[Work instructions]: Please list all lines of the material below in which the string "Account" occurs.

[Supplied material]:
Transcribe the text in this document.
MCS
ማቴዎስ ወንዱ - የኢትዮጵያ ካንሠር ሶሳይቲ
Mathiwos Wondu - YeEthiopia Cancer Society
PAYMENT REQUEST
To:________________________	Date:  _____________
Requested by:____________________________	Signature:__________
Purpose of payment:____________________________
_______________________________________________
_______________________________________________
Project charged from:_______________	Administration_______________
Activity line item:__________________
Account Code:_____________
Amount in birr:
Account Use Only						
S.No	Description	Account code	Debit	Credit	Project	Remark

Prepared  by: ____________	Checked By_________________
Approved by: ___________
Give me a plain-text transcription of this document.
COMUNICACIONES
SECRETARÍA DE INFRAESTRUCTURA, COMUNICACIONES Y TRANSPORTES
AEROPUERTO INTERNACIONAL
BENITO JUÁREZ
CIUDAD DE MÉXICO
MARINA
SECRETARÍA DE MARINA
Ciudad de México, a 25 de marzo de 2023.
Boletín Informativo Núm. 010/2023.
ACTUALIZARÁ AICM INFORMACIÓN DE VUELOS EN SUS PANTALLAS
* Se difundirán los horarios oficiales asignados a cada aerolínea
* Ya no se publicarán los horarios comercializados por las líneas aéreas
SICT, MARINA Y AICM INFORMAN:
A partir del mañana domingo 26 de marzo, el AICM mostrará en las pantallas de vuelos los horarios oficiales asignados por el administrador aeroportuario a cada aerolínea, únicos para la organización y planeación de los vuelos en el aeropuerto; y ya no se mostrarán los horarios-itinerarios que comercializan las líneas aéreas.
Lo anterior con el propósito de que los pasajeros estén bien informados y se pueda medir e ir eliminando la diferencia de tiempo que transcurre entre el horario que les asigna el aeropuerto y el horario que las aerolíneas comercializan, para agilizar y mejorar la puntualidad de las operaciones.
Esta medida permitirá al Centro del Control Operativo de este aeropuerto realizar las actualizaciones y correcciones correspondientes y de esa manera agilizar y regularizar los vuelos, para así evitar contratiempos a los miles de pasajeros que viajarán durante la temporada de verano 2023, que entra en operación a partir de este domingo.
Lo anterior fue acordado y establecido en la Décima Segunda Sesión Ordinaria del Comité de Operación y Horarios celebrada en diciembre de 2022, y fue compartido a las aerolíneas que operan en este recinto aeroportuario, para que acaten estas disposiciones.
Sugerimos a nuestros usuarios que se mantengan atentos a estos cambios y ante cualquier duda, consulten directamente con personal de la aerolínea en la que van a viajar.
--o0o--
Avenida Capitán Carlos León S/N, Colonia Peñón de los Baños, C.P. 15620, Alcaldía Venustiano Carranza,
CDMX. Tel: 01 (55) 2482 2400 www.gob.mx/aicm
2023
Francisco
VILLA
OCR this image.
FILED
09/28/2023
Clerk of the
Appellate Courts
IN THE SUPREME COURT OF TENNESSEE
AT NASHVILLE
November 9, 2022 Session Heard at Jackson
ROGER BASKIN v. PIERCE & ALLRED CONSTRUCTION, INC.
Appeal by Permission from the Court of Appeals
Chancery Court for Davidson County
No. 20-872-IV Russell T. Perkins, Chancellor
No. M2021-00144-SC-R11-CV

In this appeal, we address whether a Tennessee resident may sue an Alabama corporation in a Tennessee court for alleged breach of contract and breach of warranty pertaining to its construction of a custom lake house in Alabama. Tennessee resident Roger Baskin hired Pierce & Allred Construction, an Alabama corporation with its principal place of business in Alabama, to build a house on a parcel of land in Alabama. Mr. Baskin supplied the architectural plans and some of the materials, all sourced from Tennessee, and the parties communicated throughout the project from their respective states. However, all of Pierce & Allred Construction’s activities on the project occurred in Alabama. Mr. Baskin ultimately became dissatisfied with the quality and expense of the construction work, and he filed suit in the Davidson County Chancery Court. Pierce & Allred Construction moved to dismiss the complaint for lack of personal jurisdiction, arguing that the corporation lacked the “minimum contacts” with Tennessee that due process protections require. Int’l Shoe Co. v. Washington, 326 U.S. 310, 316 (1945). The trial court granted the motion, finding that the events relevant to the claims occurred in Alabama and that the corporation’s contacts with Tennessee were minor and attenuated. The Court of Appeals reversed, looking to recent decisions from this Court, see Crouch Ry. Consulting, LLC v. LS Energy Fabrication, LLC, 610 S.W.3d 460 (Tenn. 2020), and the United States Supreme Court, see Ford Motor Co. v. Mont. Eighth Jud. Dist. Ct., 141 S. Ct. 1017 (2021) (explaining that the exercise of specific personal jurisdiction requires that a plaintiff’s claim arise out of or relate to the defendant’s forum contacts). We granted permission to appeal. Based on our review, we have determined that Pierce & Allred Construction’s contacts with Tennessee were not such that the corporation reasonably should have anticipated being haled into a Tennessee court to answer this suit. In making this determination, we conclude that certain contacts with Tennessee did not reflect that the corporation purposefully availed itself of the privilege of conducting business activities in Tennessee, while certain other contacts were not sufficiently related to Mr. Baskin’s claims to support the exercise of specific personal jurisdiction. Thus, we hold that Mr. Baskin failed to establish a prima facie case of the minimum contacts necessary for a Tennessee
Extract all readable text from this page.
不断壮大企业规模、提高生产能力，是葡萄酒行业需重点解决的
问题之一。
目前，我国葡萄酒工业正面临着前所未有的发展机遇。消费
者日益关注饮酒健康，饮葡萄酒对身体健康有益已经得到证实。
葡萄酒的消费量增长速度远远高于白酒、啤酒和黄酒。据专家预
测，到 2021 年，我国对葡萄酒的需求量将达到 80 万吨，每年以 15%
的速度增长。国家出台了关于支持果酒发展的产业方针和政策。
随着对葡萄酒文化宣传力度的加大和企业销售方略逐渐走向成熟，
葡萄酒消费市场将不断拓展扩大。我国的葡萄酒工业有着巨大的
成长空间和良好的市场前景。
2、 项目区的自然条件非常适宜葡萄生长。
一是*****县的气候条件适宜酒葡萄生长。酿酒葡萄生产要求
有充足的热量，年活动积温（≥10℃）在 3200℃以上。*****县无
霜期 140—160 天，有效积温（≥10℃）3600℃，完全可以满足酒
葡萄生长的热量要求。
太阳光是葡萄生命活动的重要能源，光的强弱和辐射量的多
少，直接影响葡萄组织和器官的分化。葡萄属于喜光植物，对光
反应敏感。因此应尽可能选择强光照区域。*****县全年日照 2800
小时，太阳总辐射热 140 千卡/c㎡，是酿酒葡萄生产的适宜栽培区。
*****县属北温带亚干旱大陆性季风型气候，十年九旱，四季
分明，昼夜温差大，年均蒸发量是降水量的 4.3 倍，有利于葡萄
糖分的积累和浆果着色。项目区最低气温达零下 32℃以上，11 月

[Response below]:
Account Code:_____________
Account Use Only						
S.No	Description	Account code	Debit	Credit	Project	Remark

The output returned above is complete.